# Work to be completed
Lines that include the word "more" are the ones to copy.

# Stored data

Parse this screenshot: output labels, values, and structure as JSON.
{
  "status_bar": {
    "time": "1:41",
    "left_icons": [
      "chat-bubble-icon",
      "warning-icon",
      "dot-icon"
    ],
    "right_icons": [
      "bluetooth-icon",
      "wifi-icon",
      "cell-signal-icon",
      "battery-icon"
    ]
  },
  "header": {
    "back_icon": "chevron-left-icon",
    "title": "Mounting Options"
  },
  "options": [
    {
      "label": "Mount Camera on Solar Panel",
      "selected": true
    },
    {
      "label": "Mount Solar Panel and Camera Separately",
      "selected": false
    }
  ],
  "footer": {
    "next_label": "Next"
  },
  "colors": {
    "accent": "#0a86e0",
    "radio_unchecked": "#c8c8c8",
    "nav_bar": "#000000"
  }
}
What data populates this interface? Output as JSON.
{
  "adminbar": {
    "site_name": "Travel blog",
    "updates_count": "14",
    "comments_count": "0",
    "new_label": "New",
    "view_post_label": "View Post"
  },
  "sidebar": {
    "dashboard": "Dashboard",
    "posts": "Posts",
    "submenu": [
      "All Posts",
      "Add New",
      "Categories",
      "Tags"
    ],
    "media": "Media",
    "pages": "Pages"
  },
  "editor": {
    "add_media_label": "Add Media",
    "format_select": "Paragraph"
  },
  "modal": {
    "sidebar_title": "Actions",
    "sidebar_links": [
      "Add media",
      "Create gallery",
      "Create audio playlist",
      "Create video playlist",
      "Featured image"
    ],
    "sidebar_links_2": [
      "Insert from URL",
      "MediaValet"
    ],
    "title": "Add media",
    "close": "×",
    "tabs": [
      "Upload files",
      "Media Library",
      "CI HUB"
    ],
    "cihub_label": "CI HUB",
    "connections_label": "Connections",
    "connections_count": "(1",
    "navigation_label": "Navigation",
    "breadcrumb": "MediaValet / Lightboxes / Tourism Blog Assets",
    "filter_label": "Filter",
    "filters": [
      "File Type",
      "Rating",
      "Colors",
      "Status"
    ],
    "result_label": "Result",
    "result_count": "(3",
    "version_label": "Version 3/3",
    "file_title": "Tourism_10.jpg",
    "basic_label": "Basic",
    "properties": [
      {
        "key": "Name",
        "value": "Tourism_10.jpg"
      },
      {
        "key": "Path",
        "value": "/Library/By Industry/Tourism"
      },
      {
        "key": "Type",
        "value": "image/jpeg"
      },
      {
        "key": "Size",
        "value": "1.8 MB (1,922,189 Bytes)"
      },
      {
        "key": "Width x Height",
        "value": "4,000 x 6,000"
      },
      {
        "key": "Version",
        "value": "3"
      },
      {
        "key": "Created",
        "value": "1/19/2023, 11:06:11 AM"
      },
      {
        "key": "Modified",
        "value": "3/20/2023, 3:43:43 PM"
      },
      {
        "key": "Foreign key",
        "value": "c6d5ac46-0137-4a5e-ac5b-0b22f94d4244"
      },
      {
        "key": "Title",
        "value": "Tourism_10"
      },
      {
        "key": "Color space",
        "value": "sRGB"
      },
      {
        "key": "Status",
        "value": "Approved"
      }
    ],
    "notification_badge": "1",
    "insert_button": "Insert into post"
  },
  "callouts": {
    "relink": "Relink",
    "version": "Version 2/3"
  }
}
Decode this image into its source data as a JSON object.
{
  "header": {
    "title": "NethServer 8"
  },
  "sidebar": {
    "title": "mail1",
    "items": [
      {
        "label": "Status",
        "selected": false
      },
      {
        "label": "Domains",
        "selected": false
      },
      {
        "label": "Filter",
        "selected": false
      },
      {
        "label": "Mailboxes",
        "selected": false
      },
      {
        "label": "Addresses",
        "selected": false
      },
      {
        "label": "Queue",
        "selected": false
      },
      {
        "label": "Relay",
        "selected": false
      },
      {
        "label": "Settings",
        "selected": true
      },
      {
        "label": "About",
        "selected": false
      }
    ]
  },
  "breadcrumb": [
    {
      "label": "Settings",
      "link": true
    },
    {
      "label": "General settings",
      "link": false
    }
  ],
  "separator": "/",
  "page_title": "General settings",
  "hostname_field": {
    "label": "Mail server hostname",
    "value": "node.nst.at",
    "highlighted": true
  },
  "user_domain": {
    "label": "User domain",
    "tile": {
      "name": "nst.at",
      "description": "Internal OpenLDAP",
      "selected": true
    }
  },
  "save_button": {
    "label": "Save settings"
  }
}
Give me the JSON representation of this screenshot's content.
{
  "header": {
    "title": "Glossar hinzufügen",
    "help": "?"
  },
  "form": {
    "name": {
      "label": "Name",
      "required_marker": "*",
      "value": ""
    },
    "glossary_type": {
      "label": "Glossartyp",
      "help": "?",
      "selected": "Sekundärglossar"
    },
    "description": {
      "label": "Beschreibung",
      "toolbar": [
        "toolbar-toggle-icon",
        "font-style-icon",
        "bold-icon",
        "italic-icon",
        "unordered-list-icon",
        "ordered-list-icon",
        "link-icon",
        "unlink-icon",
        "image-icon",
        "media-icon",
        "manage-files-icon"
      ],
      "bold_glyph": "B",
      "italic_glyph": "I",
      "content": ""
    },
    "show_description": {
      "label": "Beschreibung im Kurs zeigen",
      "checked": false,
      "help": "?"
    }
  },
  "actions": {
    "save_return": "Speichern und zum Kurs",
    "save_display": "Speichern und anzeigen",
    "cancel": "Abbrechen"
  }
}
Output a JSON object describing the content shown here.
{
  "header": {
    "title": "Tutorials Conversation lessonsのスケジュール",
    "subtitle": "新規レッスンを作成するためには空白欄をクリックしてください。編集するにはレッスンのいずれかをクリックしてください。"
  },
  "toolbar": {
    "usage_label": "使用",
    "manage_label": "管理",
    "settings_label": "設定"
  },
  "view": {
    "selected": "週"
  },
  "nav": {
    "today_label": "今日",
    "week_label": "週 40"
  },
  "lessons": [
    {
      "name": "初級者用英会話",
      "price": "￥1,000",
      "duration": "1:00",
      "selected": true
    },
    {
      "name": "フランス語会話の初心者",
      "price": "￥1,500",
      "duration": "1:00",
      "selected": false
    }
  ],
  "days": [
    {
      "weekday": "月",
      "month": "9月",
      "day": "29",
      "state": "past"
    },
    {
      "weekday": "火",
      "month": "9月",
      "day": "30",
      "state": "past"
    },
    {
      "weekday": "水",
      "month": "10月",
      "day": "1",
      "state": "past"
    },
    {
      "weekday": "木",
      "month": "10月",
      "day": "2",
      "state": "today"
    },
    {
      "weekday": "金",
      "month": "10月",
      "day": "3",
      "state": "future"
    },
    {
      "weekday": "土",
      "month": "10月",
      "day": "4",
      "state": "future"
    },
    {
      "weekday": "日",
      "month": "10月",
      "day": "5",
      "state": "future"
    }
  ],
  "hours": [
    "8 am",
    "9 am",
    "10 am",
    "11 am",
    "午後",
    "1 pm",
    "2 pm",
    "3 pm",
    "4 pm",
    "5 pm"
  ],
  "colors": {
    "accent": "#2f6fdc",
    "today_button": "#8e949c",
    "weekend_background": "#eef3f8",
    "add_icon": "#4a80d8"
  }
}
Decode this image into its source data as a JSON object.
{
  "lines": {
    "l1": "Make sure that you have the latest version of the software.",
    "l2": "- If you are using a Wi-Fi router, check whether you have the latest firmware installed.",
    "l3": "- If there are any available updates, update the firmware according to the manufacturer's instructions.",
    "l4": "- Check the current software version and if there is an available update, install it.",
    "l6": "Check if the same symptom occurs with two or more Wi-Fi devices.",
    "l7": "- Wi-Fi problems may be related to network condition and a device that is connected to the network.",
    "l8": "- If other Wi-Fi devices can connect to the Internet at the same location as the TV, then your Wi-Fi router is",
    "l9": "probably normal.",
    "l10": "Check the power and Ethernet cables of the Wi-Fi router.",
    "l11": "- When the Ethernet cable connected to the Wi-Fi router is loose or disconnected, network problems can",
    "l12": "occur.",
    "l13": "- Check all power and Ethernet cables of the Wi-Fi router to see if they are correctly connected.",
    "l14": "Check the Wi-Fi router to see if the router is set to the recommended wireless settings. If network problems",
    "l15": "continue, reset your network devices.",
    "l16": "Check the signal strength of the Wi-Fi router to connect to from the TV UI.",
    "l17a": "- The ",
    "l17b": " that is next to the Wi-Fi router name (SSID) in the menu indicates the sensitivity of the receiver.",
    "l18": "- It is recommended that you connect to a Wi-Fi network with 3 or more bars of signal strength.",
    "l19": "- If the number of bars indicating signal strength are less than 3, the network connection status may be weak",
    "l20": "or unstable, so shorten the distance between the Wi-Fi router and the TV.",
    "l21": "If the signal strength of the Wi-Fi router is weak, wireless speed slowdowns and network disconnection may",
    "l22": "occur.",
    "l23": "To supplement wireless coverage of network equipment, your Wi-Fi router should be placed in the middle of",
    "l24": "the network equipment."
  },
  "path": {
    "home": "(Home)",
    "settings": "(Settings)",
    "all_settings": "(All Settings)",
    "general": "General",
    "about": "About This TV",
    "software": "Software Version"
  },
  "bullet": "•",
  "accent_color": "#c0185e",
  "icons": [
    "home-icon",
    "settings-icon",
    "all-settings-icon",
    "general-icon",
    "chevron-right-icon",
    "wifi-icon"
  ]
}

# The output
    "l6": "Check if the same symptom occurs with two or more Wi-Fi devices.",
    "l18": "- It is recommended that you connect to a Wi-Fi network with 3 or more bars of signal strength.",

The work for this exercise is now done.